[Objective] Format the items from the first line through the line containing "property-address-input[interactable] (450, 734, 1063, 737)" (both included) as a JSON list of strings, one string per line, with blank lines omitted.

# start of Entries shown

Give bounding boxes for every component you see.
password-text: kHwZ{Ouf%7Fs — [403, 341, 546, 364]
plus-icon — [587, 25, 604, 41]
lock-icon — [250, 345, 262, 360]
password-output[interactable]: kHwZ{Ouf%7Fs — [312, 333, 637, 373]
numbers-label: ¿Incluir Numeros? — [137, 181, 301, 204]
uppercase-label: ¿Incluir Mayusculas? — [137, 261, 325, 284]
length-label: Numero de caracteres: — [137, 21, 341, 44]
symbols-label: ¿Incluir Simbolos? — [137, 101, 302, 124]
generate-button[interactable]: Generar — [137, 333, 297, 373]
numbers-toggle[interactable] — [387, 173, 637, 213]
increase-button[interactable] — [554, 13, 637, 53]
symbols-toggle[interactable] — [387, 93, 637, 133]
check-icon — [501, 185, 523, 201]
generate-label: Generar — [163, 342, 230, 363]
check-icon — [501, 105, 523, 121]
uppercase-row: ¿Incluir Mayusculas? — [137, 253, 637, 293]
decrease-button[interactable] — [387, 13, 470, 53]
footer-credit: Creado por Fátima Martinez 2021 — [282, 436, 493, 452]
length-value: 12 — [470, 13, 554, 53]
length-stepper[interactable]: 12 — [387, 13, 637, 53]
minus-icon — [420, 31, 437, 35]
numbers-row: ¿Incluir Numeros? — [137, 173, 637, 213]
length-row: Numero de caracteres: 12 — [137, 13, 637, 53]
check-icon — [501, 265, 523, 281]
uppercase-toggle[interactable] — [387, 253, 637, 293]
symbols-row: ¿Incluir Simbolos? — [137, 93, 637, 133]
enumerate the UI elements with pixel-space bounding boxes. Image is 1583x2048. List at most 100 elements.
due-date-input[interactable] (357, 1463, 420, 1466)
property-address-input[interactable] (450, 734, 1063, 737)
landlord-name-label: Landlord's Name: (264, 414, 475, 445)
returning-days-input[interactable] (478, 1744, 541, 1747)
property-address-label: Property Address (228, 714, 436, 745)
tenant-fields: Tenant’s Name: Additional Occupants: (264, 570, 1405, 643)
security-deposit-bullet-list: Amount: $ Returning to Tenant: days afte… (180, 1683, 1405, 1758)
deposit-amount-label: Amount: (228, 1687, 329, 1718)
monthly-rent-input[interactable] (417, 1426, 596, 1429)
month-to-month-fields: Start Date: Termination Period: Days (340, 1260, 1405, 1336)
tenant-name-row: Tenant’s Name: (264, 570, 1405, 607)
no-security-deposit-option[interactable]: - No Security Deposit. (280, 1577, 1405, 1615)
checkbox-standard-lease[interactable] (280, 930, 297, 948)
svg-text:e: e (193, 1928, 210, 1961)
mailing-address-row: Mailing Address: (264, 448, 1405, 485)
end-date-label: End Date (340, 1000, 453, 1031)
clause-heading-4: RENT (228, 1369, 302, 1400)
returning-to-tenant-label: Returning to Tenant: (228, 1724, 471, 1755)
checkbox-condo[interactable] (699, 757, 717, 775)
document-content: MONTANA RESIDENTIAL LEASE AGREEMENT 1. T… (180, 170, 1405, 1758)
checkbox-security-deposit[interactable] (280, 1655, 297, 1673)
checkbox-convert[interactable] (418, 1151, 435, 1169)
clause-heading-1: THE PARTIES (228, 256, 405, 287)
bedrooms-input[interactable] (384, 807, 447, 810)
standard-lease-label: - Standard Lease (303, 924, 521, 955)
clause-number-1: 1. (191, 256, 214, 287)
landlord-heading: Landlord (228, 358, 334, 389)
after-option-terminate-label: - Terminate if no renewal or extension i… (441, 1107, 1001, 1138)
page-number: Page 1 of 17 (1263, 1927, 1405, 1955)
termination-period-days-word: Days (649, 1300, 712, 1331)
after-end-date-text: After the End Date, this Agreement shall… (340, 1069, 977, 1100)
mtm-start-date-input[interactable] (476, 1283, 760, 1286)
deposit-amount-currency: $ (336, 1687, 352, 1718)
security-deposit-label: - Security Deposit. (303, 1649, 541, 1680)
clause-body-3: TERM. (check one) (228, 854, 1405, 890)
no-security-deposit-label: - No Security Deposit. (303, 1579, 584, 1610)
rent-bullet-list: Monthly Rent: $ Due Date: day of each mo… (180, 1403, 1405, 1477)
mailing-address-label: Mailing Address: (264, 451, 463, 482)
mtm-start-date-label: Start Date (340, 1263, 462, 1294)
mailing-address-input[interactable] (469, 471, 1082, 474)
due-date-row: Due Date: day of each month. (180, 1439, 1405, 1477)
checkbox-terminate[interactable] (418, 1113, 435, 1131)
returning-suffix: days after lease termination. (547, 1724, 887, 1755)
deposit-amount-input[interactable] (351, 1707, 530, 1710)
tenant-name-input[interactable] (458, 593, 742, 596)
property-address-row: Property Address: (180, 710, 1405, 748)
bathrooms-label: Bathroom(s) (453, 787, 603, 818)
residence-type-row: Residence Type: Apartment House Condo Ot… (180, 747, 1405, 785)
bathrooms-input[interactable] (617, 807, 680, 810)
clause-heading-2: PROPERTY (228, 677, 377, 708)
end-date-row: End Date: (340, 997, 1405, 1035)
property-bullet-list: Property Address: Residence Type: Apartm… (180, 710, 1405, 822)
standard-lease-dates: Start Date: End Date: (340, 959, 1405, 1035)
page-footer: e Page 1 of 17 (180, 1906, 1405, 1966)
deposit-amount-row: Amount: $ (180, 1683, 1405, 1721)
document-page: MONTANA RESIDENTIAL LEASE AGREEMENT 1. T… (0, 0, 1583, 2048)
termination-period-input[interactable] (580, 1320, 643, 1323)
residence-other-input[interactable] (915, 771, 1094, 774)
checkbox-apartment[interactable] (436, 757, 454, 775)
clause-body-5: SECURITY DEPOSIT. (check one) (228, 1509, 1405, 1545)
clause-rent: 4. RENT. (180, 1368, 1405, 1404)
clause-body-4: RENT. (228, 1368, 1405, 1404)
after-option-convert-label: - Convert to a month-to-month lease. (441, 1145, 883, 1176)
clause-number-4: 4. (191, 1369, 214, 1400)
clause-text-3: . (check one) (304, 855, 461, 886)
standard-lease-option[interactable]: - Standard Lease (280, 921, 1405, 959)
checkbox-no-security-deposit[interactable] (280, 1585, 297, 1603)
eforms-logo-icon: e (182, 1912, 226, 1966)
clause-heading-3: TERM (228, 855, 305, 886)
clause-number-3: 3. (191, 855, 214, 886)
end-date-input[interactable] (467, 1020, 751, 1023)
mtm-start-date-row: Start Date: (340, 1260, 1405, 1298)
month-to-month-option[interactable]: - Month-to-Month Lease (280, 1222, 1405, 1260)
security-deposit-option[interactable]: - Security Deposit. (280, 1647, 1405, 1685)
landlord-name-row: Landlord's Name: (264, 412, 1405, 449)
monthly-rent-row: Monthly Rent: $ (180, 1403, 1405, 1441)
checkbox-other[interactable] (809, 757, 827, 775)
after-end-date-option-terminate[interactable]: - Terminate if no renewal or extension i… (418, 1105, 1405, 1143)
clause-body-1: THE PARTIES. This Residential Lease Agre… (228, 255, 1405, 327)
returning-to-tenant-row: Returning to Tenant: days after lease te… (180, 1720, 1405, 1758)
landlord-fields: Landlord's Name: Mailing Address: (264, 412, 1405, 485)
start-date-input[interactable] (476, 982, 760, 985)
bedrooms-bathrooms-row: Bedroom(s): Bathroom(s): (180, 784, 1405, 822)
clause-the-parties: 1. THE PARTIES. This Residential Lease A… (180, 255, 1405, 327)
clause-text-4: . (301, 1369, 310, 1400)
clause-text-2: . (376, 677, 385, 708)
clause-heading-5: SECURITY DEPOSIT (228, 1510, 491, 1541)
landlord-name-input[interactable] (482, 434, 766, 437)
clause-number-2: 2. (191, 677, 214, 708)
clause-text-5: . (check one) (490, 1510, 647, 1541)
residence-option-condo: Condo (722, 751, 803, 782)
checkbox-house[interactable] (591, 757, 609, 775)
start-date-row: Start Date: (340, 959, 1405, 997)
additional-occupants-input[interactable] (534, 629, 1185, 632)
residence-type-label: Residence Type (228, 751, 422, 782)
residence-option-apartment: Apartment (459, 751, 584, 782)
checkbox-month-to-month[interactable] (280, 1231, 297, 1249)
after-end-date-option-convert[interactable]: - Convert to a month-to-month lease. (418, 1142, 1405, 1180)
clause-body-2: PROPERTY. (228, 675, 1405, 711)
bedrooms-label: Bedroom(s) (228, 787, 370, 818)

# end of Entries shown

[Output for this exercise]
[
  "Give bounding boxes for every component you see.",
  "password-text: kHwZ{Ouf%7Fs — [403, 341, 546, 364]",
  "plus-icon — [587, 25, 604, 41]",
  "lock-icon — [250, 345, 262, 360]",
  "password-output[interactable]: kHwZ{Ouf%7Fs — [312, 333, 637, 373]",
  "numbers-label: ¿Incluir Numeros? — [137, 181, 301, 204]",
  "uppercase-label: ¿Incluir Mayusculas? — [137, 261, 325, 284]",
  "length-label: Numero de caracteres: — [137, 21, 341, 44]",
  "symbols-label: ¿Incluir Simbolos? — [137, 101, 302, 124]",
  "generate-button[interactable]: Generar — [137, 333, 297, 373]",
  "numbers-toggle[interactable] — [387, 173, 637, 213]",
  "increase-button[interactable] — [554, 13, 637, 53]",
  "symbols-toggle[interactable] — [387, 93, 637, 133]",
  "check-icon — [501, 185, 523, 201]",
  "generate-label: Generar — [163, 342, 230, 363]",
  "check-icon — [501, 105, 523, 121]",
  "uppercase-row: ¿Incluir Mayusculas? — [137, 253, 637, 293]",
  "decrease-button[interactable] — [387, 13, 470, 53]",
  "footer-credit: Creado por Fátima Martinez 2021 — [282, 436, 493, 452]",
  "length-value: 12 — [470, 13, 554, 53]",
  "length-stepper[interactable]: 12 — [387, 13, 637, 53]",
  "minus-icon — [420, 31, 437, 35]",
  "numbers-row: ¿Incluir Numeros? — [137, 173, 637, 213]",
  "length-row: Numero de caracteres: 12 — [137, 13, 637, 53]",
  "check-icon — [501, 265, 523, 281]",
  "uppercase-toggle[interactable] — [387, 253, 637, 293]",
  "symbols-row: ¿Incluir Simbolos? — [137, 93, 637, 133]",
  "enumerate the UI elements with pixel-space bounding boxes. Image is 1583x2048. List at most 100 elements.",
  "due-date-input[interactable] (357, 1463, 420, 1466)",
  "property-address-input[interactable] (450, 734, 1063, 737)"
]